§ Text:
# # # # # # #
Efficient Therapeutic Function and Mechanisms of Human Polyclonal CD8+CD103+Foxp3+ Regulatory T Cells on Collagen-Induced Arthritis in Mice

Abstract EN

Objective.

To investigate the potential therapeutic effect in a rheumatoid arthritis model of stable human CD8+ regulatory T cells (hCD8+Tregs) induced by TGF-β1 and rapamycin (RAPA) in vitro.

Methods.

Human CD8+T cells were isolated from human peripheral blood mononuclear cells and induced/expanded with TGF-β1 and RAPA along with anti-CD3/28 beads and IL-2 in vitro and harvested as hCD8+Tregs.

The phenotypes, suppressive characteristics, and stability of the hCD8+Tregs in an inflammatory microenvironment were examined in vitro.

Human CD8+Tregs were transfused into an acollagen-induced arthritis (CIA) mouse model, and their therapeutic effects and related mechanisms were investigated.

Results.

Human CD8+Tregs induced by TGF-β1/RAPA showed high expression of Foxp3 and CD103, exhibited vigorous suppression ability, and were stable in inflammatory microenvironments.

In CIA mice, the clinical scores, levels of anti-collagen IgG antibody, and cartilage destruction were significantly reduced after adoptive transfusion with hCD8+Tregs.
# # # # # # #
§ Provided data:
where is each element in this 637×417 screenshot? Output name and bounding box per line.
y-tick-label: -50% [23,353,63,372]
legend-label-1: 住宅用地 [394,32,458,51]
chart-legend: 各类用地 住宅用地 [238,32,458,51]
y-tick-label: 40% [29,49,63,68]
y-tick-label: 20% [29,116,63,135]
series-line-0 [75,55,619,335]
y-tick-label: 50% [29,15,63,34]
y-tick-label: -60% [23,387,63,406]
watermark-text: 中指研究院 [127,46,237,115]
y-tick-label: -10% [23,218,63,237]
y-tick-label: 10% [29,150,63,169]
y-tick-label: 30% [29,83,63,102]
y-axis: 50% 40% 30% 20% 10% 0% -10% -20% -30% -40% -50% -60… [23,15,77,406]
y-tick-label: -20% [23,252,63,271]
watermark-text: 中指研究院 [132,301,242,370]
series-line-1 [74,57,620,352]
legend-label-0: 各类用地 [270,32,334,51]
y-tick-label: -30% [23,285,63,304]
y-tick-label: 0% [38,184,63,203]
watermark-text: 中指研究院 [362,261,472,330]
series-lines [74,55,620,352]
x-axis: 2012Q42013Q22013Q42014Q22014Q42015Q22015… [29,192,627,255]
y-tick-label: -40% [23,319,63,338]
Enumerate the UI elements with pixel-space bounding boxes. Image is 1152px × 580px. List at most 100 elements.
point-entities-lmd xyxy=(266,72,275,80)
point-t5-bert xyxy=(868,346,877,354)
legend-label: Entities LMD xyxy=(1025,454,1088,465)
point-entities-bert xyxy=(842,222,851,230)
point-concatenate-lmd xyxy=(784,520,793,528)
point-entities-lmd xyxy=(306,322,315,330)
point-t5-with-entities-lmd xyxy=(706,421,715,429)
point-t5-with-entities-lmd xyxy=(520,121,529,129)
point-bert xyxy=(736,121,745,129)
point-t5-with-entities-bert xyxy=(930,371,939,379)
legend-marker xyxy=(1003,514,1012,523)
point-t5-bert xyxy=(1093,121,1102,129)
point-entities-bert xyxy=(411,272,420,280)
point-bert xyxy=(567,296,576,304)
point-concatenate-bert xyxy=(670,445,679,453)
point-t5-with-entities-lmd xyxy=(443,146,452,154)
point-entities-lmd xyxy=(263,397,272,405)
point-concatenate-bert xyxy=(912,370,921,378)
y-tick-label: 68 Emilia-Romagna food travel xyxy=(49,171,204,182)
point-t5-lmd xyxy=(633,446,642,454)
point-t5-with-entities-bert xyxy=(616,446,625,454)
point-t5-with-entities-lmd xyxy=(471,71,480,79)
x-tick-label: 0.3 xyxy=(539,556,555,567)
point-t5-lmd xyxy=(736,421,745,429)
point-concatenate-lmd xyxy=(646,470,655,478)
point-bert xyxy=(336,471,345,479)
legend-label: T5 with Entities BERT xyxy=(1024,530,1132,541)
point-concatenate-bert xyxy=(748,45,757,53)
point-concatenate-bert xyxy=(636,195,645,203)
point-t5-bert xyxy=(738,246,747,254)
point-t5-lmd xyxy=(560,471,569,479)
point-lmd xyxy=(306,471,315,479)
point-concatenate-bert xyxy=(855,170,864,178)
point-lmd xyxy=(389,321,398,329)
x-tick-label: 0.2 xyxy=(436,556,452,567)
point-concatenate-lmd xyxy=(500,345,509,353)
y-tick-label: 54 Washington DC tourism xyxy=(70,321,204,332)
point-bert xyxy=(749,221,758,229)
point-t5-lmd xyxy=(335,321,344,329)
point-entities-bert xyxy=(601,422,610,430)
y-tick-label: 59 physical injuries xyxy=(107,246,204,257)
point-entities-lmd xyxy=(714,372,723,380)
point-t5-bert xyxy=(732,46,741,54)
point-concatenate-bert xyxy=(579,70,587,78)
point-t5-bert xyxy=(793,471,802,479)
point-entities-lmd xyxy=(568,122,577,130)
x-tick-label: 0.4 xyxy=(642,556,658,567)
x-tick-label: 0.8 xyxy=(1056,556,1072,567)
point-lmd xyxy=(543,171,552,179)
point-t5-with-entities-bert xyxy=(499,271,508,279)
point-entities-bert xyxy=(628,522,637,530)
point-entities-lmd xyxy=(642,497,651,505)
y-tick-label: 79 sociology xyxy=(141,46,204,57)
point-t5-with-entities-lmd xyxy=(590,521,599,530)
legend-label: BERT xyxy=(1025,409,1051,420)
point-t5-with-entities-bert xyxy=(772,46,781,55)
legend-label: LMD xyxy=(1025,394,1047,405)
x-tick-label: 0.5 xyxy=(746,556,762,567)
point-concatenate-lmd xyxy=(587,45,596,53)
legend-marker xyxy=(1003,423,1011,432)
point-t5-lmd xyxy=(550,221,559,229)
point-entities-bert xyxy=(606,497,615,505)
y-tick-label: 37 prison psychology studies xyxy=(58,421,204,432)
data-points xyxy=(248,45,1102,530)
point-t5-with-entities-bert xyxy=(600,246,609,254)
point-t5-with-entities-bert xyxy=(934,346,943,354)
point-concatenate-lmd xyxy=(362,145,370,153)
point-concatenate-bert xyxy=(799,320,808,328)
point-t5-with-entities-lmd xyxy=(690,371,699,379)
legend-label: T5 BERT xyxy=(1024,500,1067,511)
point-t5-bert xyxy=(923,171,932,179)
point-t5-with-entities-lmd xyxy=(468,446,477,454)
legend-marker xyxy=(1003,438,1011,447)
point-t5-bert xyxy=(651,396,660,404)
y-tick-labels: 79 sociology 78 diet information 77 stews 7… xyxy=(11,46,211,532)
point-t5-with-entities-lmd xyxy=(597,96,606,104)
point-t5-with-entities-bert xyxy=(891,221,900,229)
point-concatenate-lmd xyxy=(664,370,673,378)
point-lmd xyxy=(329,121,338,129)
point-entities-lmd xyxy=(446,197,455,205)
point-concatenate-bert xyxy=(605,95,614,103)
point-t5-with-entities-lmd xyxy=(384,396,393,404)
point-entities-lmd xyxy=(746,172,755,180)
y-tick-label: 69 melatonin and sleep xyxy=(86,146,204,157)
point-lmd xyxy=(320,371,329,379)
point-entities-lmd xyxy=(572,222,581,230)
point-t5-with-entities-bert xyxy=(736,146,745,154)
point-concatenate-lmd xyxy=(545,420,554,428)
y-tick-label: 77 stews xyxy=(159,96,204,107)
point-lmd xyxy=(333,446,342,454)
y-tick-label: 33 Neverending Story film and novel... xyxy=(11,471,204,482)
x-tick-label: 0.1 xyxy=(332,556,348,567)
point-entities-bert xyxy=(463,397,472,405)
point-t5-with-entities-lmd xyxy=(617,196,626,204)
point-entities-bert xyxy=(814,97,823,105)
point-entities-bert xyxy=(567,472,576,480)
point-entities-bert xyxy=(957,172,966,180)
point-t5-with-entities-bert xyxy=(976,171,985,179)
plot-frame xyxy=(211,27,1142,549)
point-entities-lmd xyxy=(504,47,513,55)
# # # # # # #
According to the arthritis abstract, what two agents were used to induce the human CD8+ regulatory T cells in vitro?

§ Result: TGF-β1 and rapamycin (RAPA).